* REQUIREMENT
What follows is a listing; restate every line of it word for word.

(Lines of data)
--- Begin ---

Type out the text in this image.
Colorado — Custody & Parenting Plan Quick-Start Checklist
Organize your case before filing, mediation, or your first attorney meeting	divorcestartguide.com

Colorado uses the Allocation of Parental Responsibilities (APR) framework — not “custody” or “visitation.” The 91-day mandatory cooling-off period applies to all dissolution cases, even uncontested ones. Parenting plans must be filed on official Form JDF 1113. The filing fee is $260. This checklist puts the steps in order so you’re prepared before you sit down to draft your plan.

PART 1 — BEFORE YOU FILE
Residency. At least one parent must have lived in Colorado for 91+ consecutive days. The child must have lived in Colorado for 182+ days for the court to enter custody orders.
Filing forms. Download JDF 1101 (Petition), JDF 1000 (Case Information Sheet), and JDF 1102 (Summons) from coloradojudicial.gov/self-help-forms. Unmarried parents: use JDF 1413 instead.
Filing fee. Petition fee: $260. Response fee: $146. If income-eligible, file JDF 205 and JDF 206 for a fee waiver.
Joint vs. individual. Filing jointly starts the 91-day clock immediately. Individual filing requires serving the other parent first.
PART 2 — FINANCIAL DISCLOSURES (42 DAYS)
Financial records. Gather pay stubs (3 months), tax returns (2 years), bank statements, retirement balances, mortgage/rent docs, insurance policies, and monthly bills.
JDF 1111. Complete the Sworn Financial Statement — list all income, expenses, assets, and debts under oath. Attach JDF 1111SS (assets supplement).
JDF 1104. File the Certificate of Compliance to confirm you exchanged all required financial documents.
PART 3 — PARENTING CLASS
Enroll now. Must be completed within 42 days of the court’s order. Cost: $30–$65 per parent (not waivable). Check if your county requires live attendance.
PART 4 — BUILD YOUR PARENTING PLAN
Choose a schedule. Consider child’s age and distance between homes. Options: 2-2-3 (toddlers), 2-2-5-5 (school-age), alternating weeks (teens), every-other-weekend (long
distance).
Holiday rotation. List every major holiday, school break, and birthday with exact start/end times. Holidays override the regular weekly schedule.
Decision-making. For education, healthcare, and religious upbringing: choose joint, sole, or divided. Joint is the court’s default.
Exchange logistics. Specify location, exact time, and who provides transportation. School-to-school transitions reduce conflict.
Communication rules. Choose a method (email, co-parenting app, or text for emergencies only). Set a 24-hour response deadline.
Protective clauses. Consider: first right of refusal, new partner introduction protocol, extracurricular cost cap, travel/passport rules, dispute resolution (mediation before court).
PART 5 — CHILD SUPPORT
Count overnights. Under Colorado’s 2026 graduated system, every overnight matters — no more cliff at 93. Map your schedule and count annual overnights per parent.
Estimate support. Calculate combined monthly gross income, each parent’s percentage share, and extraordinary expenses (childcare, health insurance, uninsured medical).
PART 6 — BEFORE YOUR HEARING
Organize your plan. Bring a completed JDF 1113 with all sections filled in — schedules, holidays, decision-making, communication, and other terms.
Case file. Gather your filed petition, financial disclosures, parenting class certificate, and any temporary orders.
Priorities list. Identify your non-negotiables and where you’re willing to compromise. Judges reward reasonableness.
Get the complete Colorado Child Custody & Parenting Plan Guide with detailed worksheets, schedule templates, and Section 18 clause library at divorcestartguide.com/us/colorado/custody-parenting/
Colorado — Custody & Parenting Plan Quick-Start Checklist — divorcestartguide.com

--- End ---

* EXERCISE OUTPUT
Type out the text in this image.
Colorado — Custody & Parenting Plan Quick-Start Checklist
Organize your case before filing, mediation, or your first attorney meeting	divorcestartguide.com

Colorado uses the Allocation of Parental Responsibilities (APR) framework — not “custody” or “visitation.” The 91-day mandatory cooling-off period applies to all dissolution cases, even uncontested ones. Parenting plans must be filed on official Form JDF 1113. The filing fee is $260. This checklist puts the steps in order so you’re prepared before you sit down to draft your plan.

PART 1 — BEFORE YOU FILE
Residency. At least one parent must have lived in Colorado for 91+ consecutive days. The child must have lived in Colorado for 182+ days for the court to enter custody orders.
Filing forms. Download JDF 1101 (Petition), JDF 1000 (Case Information Sheet), and JDF 1102 (Summons) from coloradojudicial.gov/self-help-forms. Unmarried parents: use JDF 1413 instead.
Filing fee. Petition fee: $260. Response fee: $146. If income-eligible, file JDF 205 and JDF 206 for a fee waiver.
Joint vs. individual. Filing jointly starts the 91-day clock immediately. Individual filing requires serving the other parent first.
PART 2 — FINANCIAL DISCLOSURES (42 DAYS)
Financial records. Gather pay stubs (3 months), tax returns (2 years), bank statements, retirement balances, mortgage/rent docs, insurance policies, and monthly bills.
JDF 1111. Complete the Sworn Financial Statement — list all income, expenses, assets, and debts under oath. Attach JDF 1111SS (assets supplement).
JDF 1104. File the Certificate of Compliance to confirm you exchanged all required financial documents.
PART 3 — PARENTING CLASS
Enroll now. Must be completed within 42 days of the court’s order. Cost: $30–$65 per parent (not waivable). Check if your county requires live attendance.
PART 4 — BUILD YOUR PARENTING PLAN
Choose a schedule. Consider child’s age and distance between homes. Options: 2-2-3 (toddlers), 2-2-5-5 (school-age), alternating weeks (teens), every-other-weekend (long
distance).
Holiday rotation. List every major holiday, school break, and birthday with exact start/end times. Holidays override the regular weekly schedule.
Decision-making. For education, healthcare, and religious upbringing: choose joint, sole, or divided. Joint is the court’s default.
Exchange logistics. Specify location, exact time, and who provides transportation. School-to-school transitions reduce conflict.
Communication rules. Choose a method (email, co-parenting app, or text for emergencies only). Set a 24-hour response deadline.
Protective clauses. Consider: first right of refusal, new partner introduction protocol, extracurricular cost cap, travel/passport rules, dispute resolution (mediation before court).
PART 5 — CHILD SUPPORT
Count overnights. Under Colorado’s 2026 graduated system, every overnight matters — no more cliff at 93. Map your schedule and count annual overnights per parent.
Estimate support. Calculate combined monthly gross income, each parent’s percentage share, and extraordinary expenses (childcare, health insurance, uninsured medical).
PART 6 — BEFORE YOUR HEARING
Organize your plan. Bring a completed JDF 1113 with all sections filled in — schedules, holidays, decision-making, communication, and other terms.
Case file. Gather your filed petition, financial disclosures, parenting class certificate, and any temporary orders.
Priorities list. Identify your non-negotiables and where you’re willing to compromise. Judges reward reasonableness.
Get the complete Colorado Child Custody & Parenting Plan Guide with detailed worksheets, schedule templates, and Section 18 clause library at divorcestartguide.com/us/colorado/custody-parenting/
Colorado — Custody & Parenting Plan Quick-Start Checklist — divorcestartguide.com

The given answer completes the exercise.